◆ Source text
Four Minutes of Fame
Remembering Don Bowden's U.S. milestone
By Brad Herzog, Sports Illustrated
When Roger Bannister first ran the Mile in less than 4 minutes, on May 6, 1954, he was hailed the next morning by The New York Times as having achieved "one of man's hitherto unattainable goals." The 4 minute barrier was not only physical but also psychological, and by cracking it with a time of 3:59.4, the Oxford medical student cleared the path for runners everywhere. Within three years, sub-4 minute Miles had been run 17 times by 11 runners. But not by an American.
It wasn't until June 1957 that a gangly 20-year-old Californian with economics studies on his mind, the half mile or 880 on his track agenda and only four competitive Miles under his belt became the first U.S. citizen to run a sub-4 minute Mile. But who remembers? Though he bolstered his nation's pride 40 years ago, Don Bowden remains little more than an afterthought in most running histories. Unlike Bannister, Bowden didn't become a household name.
Of course, if Bowden had had his way he would have been a football player, not a runner. But he was 6'3", weighed about 160 pounds and was nicknamed Stork. Lee Cox, the football and track coach at Lincoln High in San Jose, took one look at him and said, "Don, I don't want to have to scrape you off the field. I think I'd better make a track man out of you."
Bowden developed into a premier runner, setting a national high school record of 1:52.3 in the half mile at about the same time Bannister was running his famous Mile. Then it was off to study economics at the University of California, where he trained under track coach Brutus Hamilton and continued to dominate the half mile, setting an NCAA record of 1:47.2 in 1957. He never ran the Mile competitively in high school and did so only occasionally at Cal. "I had the speed to run the half mile," says Bowden, now 61 and the owner of a tennis-court-surfacing export business in San Jose. "The Mile took a lot more training, more endurance."

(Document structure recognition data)

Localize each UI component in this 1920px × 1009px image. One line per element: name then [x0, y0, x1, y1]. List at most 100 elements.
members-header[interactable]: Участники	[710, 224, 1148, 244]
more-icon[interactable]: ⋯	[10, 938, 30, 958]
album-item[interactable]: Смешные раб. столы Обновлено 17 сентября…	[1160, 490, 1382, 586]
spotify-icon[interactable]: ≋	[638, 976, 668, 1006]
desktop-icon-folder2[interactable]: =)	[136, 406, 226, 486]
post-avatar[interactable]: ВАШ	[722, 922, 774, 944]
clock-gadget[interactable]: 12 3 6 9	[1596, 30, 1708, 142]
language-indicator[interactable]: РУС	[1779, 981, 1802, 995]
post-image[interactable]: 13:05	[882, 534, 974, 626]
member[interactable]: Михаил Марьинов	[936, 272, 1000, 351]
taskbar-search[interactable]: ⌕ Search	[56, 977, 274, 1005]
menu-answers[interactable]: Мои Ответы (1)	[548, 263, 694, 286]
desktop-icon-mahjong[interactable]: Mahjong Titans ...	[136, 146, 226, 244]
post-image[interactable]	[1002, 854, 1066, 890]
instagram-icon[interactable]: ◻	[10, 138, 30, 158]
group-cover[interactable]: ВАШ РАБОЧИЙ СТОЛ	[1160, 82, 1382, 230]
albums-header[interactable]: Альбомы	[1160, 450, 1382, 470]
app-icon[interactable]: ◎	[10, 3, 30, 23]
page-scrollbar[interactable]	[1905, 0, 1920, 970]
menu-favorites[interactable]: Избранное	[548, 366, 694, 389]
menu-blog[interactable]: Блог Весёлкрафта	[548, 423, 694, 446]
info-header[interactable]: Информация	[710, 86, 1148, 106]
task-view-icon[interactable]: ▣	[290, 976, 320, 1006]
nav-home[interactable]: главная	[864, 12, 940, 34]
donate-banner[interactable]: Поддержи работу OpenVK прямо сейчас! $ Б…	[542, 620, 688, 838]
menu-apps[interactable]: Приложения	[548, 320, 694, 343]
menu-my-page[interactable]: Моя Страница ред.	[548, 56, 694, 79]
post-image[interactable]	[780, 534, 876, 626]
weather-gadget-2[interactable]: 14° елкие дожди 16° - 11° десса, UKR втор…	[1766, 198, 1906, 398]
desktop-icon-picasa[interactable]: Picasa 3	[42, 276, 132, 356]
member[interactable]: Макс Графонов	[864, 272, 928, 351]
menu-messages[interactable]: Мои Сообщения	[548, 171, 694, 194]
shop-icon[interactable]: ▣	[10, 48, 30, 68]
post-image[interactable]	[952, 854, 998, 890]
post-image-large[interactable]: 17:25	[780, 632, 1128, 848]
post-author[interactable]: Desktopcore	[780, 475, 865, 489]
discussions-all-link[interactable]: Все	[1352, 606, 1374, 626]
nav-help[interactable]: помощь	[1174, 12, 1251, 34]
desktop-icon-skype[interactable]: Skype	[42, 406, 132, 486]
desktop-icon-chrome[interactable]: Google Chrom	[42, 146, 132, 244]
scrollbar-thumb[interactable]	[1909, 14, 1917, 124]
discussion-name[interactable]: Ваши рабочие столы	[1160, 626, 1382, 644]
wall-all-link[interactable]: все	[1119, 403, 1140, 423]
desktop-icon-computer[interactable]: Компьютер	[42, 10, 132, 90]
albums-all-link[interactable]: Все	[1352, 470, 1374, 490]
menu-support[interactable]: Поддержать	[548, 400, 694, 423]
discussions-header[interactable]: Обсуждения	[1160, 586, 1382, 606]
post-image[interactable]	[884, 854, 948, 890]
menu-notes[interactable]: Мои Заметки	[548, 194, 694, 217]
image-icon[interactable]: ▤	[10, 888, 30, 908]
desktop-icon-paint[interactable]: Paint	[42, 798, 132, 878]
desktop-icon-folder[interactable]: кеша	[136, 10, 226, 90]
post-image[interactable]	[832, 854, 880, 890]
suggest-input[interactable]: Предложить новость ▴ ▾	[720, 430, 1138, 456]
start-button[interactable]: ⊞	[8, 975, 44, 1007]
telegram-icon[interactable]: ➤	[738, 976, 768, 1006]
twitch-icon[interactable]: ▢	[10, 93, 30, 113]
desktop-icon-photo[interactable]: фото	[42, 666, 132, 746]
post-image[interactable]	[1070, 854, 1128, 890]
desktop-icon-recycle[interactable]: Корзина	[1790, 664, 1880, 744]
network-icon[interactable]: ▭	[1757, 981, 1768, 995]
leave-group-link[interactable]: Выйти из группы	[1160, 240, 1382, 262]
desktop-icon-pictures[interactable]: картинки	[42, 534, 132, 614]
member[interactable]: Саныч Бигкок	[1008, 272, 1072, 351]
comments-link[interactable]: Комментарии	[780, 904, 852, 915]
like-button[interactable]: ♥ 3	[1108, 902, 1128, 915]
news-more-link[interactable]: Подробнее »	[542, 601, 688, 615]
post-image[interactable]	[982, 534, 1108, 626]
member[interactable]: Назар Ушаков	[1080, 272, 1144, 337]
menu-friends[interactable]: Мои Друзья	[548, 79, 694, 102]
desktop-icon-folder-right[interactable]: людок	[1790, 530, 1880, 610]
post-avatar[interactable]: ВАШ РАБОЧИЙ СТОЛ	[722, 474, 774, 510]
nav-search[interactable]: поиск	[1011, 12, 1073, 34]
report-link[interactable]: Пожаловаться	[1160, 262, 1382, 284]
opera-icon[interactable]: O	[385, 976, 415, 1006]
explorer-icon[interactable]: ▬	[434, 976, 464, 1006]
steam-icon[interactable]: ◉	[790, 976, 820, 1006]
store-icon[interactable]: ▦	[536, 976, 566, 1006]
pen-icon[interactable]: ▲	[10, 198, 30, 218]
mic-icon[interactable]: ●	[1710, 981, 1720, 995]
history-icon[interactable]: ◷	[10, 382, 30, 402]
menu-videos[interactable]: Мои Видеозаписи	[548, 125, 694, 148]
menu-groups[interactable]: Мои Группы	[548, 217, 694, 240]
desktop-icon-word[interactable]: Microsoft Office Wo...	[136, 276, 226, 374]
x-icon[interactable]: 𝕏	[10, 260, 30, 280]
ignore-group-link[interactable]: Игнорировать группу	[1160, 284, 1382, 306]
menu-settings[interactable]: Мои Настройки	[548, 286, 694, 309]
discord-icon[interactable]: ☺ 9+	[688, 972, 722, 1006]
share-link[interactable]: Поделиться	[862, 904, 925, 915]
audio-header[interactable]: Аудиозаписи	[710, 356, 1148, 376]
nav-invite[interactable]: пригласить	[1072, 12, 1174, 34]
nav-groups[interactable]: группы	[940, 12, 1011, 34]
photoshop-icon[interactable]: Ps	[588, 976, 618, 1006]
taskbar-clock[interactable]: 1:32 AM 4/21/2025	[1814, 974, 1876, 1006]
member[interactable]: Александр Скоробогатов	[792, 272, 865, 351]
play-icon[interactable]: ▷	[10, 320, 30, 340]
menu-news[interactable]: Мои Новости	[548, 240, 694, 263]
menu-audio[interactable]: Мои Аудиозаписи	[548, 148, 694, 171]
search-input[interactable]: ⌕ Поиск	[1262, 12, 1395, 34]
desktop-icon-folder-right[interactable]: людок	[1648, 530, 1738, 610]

◆ Assigned task 1
In the article on Don Bowden, rewrite the passage from "Four Minutes of" up to and including "by an American.", replacing "Bannister" with "the Englishman".
◆ Assigned task 2
According to the article on Don Bowden, what national high school record did Bowden set in the half mile?
The records have no connection to the text about Don Bowden.

◆ Written solution 1
Four Minutes of Fame
Remembering Don Bowden's U.S. milestone
By Brad Herzog, Sports Illustrated
When Roger the Englishman first ran the Mile in less than 4 minutes, on May 6, 1954, he was hailed the next morning by The New York Times as having achieved "one of man's hitherto unattainable goals." The 4 minute barrier was not only physical but also psychological, and by cracking it with a time of 3:59.4, the Oxford medical student cleared the path for runners everywhere. Within three years, sub-4 minute Miles had been run 17 times by 11 runners. But not by an American.

◆ Written solution 2
1:52.3